EXERCISE GOAL => Only the lines holding the string "Global" are needed. Copy each one.

SOURCE MATERIAL =>
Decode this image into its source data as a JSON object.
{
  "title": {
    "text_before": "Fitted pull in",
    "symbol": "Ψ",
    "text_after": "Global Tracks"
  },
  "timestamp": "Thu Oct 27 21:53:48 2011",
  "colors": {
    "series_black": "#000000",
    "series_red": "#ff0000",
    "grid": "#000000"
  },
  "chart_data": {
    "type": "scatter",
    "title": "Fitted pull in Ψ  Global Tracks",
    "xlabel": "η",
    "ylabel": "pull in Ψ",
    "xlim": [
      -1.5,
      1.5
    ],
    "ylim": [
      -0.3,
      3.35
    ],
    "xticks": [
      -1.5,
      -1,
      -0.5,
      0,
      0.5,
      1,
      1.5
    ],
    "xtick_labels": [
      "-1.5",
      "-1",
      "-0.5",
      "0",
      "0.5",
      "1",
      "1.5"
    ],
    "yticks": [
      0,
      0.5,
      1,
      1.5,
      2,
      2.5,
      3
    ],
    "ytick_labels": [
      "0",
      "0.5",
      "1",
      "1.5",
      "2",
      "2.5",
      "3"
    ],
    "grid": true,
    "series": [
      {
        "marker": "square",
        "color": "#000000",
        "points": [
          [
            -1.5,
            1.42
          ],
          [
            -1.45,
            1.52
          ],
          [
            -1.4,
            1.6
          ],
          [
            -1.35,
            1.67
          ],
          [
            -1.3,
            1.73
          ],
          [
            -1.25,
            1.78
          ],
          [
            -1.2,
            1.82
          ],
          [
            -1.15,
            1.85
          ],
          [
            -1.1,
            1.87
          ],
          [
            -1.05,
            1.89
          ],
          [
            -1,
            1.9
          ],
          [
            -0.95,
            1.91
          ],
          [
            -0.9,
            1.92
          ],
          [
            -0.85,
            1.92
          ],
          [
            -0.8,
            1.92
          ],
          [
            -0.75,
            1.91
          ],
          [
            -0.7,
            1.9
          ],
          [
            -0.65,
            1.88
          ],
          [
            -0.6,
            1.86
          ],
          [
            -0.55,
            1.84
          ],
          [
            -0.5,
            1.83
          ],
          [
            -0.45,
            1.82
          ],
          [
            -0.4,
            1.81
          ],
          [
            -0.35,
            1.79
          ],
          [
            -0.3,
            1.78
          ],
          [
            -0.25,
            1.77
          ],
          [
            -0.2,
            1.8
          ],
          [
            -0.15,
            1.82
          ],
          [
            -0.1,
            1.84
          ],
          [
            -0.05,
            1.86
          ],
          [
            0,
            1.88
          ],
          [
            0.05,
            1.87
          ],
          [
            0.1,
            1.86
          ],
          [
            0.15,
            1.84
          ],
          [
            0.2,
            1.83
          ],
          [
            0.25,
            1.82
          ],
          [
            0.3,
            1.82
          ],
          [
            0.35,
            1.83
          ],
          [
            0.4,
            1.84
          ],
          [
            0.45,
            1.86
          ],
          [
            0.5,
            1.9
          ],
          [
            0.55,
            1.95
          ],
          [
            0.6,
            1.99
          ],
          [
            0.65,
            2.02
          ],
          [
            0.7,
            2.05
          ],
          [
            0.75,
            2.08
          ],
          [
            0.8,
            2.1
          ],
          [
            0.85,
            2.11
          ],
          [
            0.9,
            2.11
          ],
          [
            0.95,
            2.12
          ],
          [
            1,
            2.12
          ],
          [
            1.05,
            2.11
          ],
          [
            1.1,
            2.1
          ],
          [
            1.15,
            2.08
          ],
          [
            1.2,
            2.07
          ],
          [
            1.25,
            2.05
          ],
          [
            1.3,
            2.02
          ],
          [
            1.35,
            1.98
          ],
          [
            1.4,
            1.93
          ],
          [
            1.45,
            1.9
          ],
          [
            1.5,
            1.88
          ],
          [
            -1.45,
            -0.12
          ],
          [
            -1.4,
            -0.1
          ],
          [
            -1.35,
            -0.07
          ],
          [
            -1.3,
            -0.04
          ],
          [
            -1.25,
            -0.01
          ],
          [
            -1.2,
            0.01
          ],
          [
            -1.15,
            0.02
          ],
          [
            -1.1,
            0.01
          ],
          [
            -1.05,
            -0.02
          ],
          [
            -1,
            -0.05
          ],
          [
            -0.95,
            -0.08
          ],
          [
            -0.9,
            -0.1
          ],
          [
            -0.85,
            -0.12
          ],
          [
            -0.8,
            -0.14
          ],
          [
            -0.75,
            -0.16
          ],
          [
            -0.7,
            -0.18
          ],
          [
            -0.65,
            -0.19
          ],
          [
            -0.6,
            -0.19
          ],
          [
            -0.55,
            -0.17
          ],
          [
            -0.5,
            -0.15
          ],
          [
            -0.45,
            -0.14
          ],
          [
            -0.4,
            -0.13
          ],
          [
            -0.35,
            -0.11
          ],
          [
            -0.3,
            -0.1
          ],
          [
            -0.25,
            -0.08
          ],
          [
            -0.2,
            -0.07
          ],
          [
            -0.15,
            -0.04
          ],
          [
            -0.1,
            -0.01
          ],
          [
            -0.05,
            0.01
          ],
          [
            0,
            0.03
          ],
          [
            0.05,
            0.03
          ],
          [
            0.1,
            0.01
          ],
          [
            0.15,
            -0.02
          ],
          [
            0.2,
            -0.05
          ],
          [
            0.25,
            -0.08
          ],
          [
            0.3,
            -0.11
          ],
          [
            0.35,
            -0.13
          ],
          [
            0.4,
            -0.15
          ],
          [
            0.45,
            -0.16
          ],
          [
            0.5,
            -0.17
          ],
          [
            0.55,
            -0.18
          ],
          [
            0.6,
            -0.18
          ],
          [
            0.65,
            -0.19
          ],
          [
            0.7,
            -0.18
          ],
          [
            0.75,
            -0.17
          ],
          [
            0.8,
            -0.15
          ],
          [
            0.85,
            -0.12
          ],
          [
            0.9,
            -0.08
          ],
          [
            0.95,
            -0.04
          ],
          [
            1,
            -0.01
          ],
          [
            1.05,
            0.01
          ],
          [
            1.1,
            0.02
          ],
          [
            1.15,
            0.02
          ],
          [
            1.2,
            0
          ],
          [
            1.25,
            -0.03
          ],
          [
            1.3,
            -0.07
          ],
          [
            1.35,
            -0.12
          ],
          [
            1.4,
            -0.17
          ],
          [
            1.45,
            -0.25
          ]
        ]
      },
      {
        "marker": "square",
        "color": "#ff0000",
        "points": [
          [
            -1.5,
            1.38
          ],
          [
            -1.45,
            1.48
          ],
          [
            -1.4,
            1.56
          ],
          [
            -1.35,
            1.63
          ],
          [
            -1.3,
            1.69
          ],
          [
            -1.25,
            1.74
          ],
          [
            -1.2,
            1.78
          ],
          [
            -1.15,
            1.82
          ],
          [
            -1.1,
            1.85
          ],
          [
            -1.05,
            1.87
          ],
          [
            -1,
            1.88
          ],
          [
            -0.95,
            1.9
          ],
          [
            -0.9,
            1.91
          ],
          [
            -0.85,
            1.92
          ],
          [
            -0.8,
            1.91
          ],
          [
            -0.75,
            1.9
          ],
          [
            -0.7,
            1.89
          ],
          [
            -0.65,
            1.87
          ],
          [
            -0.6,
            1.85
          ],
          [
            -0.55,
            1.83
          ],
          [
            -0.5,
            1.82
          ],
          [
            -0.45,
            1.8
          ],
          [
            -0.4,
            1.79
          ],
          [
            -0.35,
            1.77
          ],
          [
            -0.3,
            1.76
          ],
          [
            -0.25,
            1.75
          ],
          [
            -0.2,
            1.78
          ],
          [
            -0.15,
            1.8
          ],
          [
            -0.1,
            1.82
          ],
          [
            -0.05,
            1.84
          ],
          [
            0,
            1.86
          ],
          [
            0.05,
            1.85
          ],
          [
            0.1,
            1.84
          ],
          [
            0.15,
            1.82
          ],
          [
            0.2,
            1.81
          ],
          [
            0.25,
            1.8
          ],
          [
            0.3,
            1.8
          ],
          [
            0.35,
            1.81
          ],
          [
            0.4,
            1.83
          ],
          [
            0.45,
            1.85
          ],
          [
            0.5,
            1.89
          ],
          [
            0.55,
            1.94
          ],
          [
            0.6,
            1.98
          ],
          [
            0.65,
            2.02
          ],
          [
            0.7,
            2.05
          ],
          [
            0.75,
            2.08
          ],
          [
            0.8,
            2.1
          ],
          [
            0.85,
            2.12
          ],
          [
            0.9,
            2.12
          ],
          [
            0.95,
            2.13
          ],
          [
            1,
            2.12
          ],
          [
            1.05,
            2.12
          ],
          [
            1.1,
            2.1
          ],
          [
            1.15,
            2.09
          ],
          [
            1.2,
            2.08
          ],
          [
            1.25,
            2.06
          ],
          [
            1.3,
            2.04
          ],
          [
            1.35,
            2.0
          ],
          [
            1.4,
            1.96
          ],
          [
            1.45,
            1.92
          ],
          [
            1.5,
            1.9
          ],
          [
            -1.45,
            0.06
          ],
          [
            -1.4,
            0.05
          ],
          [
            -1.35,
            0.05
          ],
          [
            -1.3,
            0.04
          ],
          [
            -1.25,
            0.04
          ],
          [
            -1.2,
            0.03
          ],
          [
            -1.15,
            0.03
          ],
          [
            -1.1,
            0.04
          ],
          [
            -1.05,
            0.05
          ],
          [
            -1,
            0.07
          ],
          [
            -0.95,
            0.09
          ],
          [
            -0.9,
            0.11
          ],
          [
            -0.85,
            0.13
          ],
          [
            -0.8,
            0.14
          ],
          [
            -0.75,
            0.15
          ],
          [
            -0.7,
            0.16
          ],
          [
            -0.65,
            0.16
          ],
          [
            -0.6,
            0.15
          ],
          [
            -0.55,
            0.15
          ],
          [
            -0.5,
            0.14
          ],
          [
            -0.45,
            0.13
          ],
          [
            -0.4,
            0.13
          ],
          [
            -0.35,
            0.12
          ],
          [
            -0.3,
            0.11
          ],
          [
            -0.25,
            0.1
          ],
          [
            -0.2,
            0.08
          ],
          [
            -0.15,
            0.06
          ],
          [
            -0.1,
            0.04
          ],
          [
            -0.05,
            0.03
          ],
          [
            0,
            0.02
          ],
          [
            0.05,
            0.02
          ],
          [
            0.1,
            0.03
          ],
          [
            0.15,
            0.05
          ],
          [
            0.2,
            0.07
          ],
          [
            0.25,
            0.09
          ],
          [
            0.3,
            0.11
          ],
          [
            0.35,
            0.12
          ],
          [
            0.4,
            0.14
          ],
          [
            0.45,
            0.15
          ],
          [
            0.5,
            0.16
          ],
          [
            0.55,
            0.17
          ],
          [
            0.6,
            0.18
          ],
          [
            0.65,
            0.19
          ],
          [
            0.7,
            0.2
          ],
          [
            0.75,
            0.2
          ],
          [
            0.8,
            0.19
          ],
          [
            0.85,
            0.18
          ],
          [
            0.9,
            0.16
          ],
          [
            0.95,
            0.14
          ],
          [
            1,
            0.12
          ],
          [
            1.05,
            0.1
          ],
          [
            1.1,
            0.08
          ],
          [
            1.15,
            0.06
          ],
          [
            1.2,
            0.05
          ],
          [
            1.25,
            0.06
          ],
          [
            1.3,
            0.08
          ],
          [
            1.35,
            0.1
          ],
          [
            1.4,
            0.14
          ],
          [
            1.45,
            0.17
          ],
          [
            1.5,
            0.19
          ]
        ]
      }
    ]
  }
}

FINAL RESULT =>
    "text_after": "Global Tracks"
    "title": "Fitted pull in Ψ  Global Tracks",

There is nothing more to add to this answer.